> _Task description_:
Transcribe the listing exactly, leaving out every picture.

[Stored entries]
+++++

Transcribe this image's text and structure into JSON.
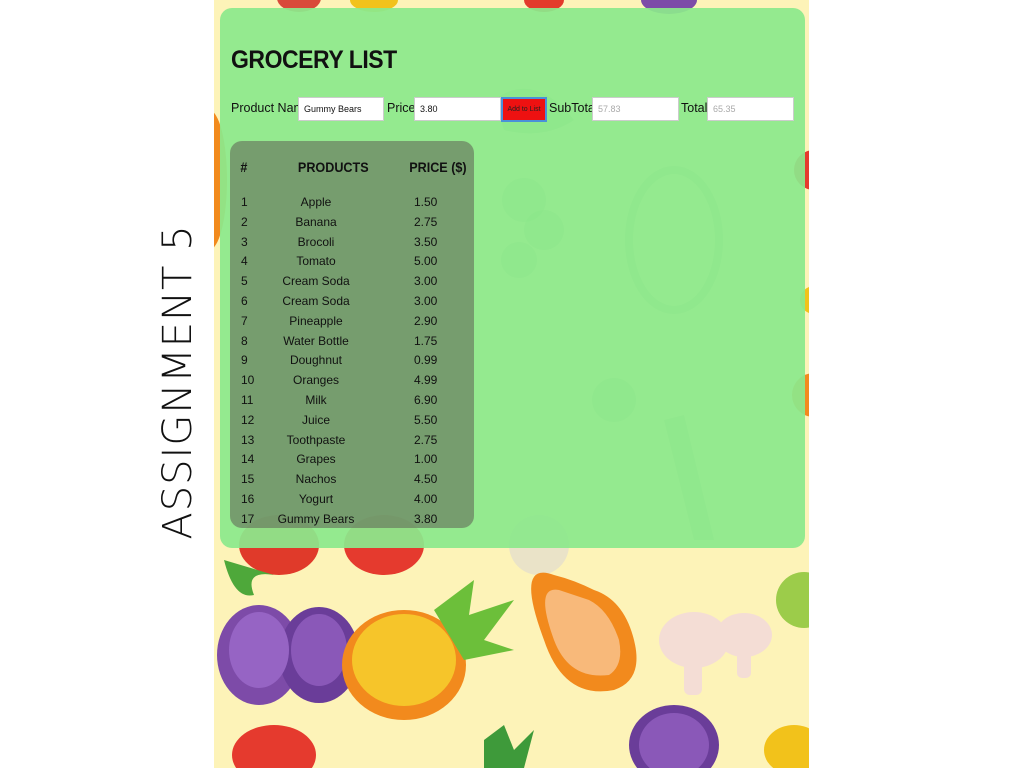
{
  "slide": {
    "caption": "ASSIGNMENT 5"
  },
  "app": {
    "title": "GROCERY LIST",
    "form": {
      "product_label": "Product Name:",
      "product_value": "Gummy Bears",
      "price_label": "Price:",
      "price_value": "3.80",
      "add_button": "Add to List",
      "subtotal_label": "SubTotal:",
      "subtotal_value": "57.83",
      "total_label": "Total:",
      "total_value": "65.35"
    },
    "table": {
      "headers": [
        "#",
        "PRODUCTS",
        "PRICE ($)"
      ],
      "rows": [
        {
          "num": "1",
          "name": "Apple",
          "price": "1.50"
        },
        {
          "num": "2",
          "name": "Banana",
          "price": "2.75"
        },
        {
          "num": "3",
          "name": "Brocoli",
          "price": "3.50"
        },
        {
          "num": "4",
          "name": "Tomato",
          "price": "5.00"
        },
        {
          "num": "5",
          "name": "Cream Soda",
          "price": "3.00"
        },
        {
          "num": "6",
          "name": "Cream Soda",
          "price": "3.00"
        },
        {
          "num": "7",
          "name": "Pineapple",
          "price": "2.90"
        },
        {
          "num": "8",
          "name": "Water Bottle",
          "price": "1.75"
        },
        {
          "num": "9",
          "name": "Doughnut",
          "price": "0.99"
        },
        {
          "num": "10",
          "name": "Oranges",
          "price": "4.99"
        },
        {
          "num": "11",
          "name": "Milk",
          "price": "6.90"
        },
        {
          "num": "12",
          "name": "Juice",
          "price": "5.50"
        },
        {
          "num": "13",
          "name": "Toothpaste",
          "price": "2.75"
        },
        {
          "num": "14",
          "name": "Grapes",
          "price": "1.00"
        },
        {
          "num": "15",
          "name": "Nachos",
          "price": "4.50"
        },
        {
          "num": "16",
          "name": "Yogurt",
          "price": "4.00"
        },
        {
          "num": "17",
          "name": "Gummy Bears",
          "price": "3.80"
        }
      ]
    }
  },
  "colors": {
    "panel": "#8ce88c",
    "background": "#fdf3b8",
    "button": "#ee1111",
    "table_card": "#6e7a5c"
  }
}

+++++

> _Solution to the exercise_:
Transcribe this image's text and structure into JSON.
{
  "slide": {
    "caption": "ASSIGNMENT 5"
  },
  "app": {
    "title": "GROCERY LIST",
    "form": {
      "product_label": "Product Name:",
      "product_value": "Gummy Bears",
      "price_label": "Price:",
      "price_value": "3.80",
      "add_button": "Add to List",
      "subtotal_label": "SubTotal:",
      "subtotal_value": "57.83",
      "total_label": "Total:",
      "total_value": "65.35"
    },
    "table": {
      "headers": [
        "#",
        "PRODUCTS",
        "PRICE ($)"
      ],
      "rows": [
        {
          "num": "1",
          "name": "Apple",
          "price": "1.50"
        },
        {
          "num": "2",
          "name": "Banana",
          "price": "2.75"
        },
        {
          "num": "3",
          "name": "Brocoli",
          "price": "3.50"
        },
        {
          "num": "4",
          "name": "Tomato",
          "price": "5.00"
        },
        {
          "num": "5",
          "name": "Cream Soda",
          "price": "3.00"
        },
        {
          "num": "6",
          "name": "Cream Soda",
          "price": "3.00"
        },
        {
          "num": "7",
          "name": "Pineapple",
          "price": "2.90"
        },
        {
          "num": "8",
          "name": "Water Bottle",
          "price": "1.75"
        },
        {
          "num": "9",
          "name": "Doughnut",
          "price": "0.99"
        },
        {
          "num": "10",
          "name": "Oranges",
          "price": "4.99"
        },
        {
          "num": "11",
          "name": "Milk",
          "price": "6.90"
        },
        {
          "num": "12",
          "name": "Juice",
          "price": "5.50"
        },
        {
          "num": "13",
          "name": "Toothpaste",
          "price": "2.75"
        },
        {
          "num": "14",
          "name": "Grapes",
          "price": "1.00"
        },
        {
          "num": "15",
          "name": "Nachos",
          "price": "4.50"
        },
        {
          "num": "16",
          "name": "Yogurt",
          "price": "4.00"
        },
        {
          "num": "17",
          "name": "Gummy Bears",
          "price": "3.80"
        }
      ]
    }
  },
  "colors": {
    "panel": "#8ce88c",
    "background": "#fdf3b8",
    "button": "#ee1111",
    "table_card": "#6e7a5c"
  }
}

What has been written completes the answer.